Collected data entries
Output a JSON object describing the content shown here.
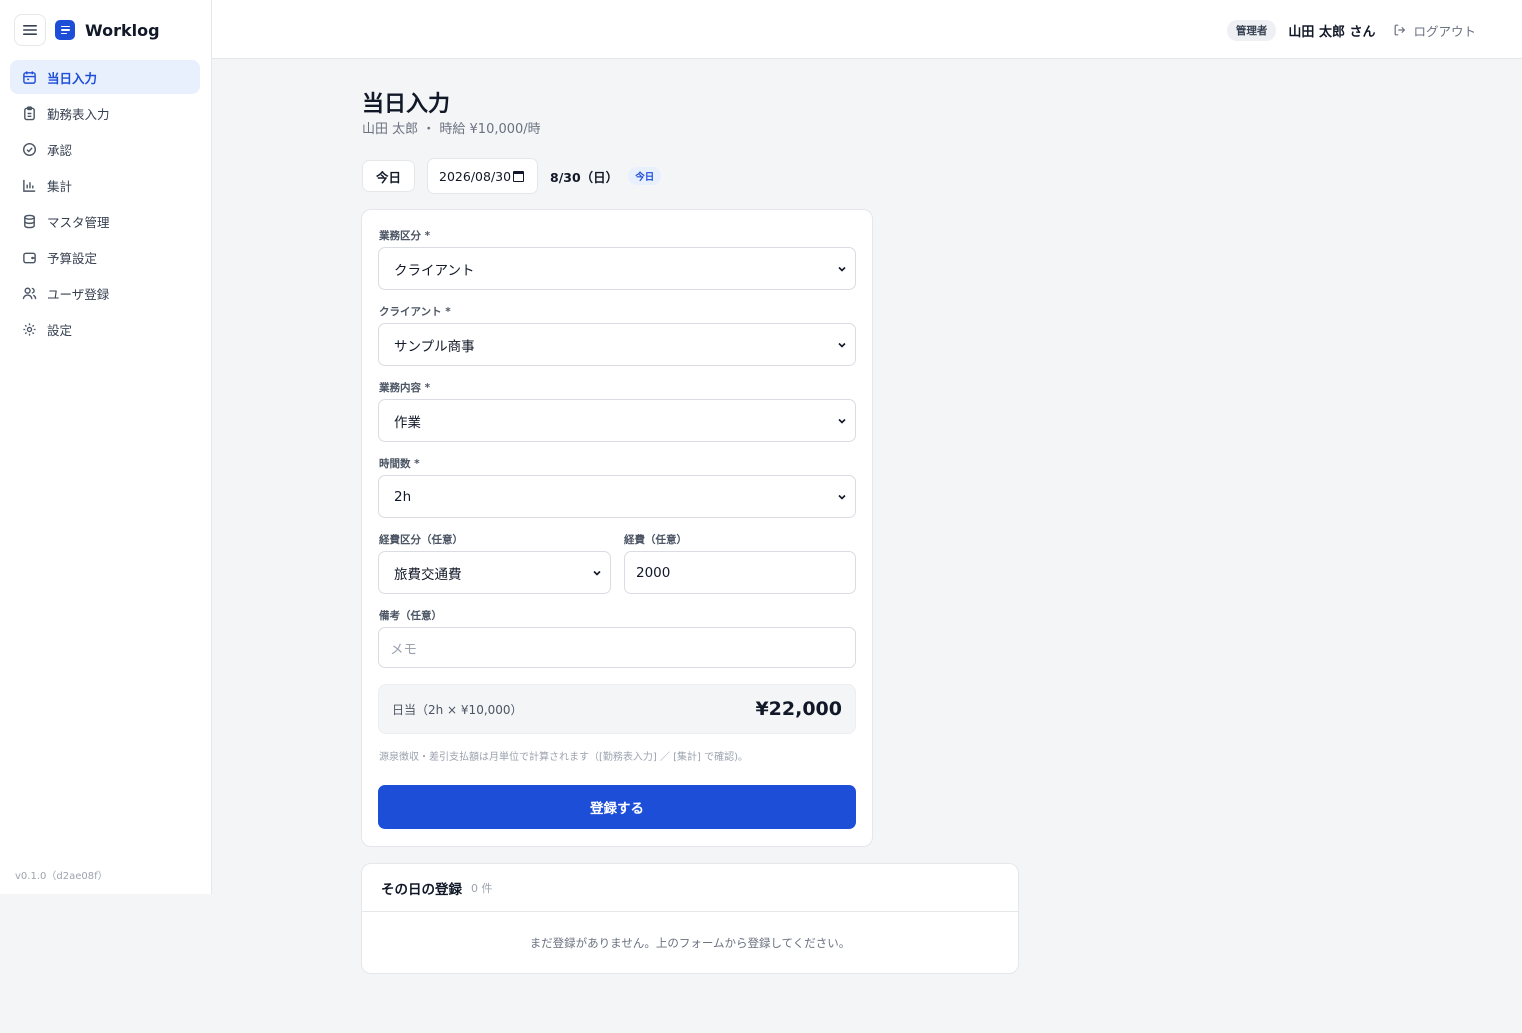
{
  "app": {
    "name": "Worklog",
    "version": "v0.1.0（d2ae08f）"
  },
  "sidebar": {
    "items": [
      {
        "label": "当日入力",
        "icon": "calendar-icon",
        "active": true
      },
      {
        "label": "勤務表入力",
        "icon": "clipboard-icon",
        "active": false
      },
      {
        "label": "承認",
        "icon": "check-circle-icon",
        "active": false
      },
      {
        "label": "集計",
        "icon": "bar-chart-icon",
        "active": false
      },
      {
        "label": "マスタ管理",
        "icon": "database-icon",
        "active": false
      },
      {
        "label": "予算設定",
        "icon": "wallet-icon",
        "active": false
      },
      {
        "label": "ユーザ登録",
        "icon": "users-icon",
        "active": false
      },
      {
        "label": "設定",
        "icon": "gear-icon",
        "active": false
      }
    ]
  },
  "header": {
    "role": "管理者",
    "user": "山田 太郎 さん",
    "logout": "ログアウト"
  },
  "page": {
    "title": "当日入力",
    "subtitle": "山田 太郎 ・ 時給 ¥10,000/時"
  },
  "date_bar": {
    "today_button": "今日",
    "date_value": "2026/08/30",
    "date_label": "8/30（日）",
    "today_badge": "今日"
  },
  "form": {
    "business_type": {
      "label": "業務区分 *",
      "value": "クライアント"
    },
    "client": {
      "label": "クライアント *",
      "value": "サンプル商事"
    },
    "work_content": {
      "label": "業務内容 *",
      "value": "作業"
    },
    "hours": {
      "label": "時間数 *",
      "value": "2h"
    },
    "expense_type": {
      "label": "経費区分（任意）",
      "value": "旅費交通費"
    },
    "expense": {
      "label": "経費（任意）",
      "value": "2000"
    },
    "memo": {
      "label": "備考（任意）",
      "placeholder": "メモ",
      "value": ""
    },
    "daily_total": {
      "label": "日当（2h × ¥10,000）",
      "value": "¥22,000"
    },
    "note": "源泉徴収・差引支払額は月単位で計算されます（[勤務表入力] ／ [集計] で確認)。",
    "submit": "登録する"
  },
  "entries": {
    "title": "その日の登録",
    "count": "0 件",
    "empty": "まだ登録がありません。上のフォームから登録してください。"
  },
  "colors": {
    "accent": "#1d4ed8",
    "active_bg": "#e8effd",
    "page_bg": "#f4f5f7"
  }
}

-- What this task involves --
Work out the number of lines above that include the string "勤務表入力" and write only that number.

-- The completed task --
2